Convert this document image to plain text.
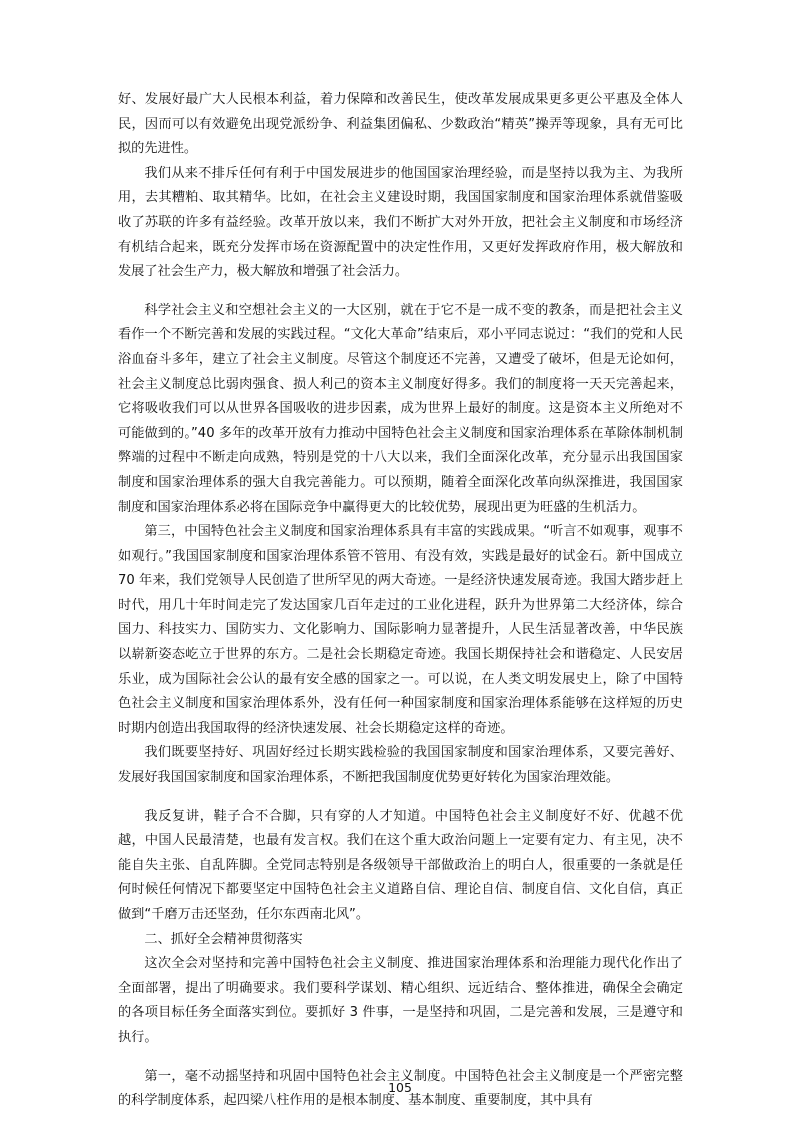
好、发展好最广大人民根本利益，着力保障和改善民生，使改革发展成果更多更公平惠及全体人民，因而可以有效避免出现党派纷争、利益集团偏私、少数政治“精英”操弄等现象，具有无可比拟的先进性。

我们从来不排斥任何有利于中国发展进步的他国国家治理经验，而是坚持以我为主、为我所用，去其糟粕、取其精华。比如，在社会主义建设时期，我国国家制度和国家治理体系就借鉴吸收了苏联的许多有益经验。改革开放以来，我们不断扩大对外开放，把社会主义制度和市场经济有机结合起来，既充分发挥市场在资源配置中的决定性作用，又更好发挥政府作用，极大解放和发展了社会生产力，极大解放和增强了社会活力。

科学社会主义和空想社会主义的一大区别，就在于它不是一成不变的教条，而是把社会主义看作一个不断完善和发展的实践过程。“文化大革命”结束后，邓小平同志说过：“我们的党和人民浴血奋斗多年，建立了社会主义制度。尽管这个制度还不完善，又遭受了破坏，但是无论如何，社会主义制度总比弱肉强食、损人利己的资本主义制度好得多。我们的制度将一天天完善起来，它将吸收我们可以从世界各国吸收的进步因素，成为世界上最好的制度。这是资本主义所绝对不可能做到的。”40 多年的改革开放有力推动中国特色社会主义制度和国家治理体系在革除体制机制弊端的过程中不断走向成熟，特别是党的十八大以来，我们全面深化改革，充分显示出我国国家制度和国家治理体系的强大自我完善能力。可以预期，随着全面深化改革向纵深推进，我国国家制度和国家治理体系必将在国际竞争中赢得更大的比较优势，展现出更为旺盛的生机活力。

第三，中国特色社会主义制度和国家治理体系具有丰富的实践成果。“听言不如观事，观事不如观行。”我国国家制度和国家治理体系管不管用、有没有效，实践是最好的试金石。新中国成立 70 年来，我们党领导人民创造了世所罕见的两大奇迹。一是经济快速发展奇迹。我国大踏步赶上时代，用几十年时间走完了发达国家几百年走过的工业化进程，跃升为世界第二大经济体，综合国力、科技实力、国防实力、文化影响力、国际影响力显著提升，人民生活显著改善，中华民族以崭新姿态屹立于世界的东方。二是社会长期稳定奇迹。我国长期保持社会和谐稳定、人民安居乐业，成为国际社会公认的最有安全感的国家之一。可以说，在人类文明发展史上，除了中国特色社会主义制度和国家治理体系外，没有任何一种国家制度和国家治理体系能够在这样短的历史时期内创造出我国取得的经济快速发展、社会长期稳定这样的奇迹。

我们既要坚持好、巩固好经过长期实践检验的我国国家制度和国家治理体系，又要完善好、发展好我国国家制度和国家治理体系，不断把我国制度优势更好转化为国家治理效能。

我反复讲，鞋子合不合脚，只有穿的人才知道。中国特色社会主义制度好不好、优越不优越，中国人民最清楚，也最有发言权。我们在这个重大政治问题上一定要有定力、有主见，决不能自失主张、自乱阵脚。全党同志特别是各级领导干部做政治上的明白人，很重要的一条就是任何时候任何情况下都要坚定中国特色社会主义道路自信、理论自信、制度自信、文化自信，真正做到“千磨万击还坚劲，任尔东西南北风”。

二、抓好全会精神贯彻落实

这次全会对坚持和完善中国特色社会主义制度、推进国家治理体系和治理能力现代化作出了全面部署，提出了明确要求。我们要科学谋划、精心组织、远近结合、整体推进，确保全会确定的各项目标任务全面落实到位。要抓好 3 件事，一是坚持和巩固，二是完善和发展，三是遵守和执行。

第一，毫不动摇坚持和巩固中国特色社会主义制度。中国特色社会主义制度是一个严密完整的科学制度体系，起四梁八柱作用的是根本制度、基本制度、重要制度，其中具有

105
━━━━━━━━━━
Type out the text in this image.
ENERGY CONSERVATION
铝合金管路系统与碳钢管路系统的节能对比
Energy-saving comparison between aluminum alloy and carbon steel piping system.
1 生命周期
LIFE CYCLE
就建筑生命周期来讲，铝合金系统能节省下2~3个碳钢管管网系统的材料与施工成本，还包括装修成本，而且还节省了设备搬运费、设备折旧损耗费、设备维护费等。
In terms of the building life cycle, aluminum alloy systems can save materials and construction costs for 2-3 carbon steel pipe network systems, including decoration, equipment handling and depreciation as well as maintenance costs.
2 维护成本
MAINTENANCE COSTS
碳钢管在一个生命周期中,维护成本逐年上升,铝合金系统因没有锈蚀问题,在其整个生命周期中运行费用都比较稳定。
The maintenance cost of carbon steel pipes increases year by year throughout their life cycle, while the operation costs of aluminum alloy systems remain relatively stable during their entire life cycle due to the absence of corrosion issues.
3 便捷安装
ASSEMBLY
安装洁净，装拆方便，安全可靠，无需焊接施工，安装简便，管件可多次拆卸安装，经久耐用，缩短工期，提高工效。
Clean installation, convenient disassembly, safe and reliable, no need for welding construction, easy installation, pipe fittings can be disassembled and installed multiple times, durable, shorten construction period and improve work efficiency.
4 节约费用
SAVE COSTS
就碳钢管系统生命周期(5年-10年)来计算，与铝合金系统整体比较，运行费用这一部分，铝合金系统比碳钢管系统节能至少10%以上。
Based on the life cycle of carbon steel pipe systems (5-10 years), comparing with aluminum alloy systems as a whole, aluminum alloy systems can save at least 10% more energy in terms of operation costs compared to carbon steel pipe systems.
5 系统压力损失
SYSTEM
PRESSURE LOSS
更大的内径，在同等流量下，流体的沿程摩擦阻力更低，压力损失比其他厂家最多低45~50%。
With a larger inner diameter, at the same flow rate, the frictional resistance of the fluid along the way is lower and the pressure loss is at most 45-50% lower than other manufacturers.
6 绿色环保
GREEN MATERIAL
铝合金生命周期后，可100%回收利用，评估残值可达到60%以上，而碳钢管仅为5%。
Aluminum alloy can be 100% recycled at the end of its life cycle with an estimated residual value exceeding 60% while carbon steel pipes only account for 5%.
━━━━━━━━━━
## Task statement
Return all lines containing "this".

## Exercise result
Convert this document image to plain text.
Type out the text in this image.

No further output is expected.